* [Written task]: Look for the string "telephone" in every line, and copy each line that has it.

* [Records to process]:

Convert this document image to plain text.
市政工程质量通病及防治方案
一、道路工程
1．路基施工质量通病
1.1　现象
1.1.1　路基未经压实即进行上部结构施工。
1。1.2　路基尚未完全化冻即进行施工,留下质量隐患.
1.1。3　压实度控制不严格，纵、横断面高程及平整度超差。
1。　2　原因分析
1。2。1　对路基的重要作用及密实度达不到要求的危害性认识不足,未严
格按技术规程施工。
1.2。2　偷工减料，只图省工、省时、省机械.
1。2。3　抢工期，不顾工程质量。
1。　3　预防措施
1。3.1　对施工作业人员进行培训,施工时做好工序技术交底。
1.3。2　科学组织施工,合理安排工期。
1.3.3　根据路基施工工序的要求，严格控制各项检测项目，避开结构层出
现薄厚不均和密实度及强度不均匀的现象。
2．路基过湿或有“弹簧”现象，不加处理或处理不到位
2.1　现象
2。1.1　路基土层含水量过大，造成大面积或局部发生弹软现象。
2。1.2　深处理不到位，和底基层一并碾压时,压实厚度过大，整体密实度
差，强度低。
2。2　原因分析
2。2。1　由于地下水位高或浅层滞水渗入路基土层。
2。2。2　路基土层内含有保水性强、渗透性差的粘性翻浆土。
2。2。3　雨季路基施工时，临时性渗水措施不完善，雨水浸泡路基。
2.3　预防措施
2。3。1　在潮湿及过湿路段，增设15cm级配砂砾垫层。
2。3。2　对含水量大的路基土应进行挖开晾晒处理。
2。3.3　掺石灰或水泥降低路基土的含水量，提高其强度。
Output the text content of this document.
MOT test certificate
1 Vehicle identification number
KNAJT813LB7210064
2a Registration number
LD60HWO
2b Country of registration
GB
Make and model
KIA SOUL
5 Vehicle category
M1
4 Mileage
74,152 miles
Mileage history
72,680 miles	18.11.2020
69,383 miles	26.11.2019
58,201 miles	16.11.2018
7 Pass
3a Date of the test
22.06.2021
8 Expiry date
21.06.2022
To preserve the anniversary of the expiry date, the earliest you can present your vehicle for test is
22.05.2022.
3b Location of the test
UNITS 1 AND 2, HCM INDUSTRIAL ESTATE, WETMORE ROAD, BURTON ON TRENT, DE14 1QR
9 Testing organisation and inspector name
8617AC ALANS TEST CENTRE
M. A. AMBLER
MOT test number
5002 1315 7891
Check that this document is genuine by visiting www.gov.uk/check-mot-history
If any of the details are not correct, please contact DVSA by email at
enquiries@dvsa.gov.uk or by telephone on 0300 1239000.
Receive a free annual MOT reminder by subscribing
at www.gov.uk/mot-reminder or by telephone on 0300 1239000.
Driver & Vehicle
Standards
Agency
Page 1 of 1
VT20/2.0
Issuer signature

* [Full answer]:
enquiries@dvsa.gov.uk or by telephone on 0300 1239000.
at www.gov.uk/mot-reminder or by telephone on 0300 1239000.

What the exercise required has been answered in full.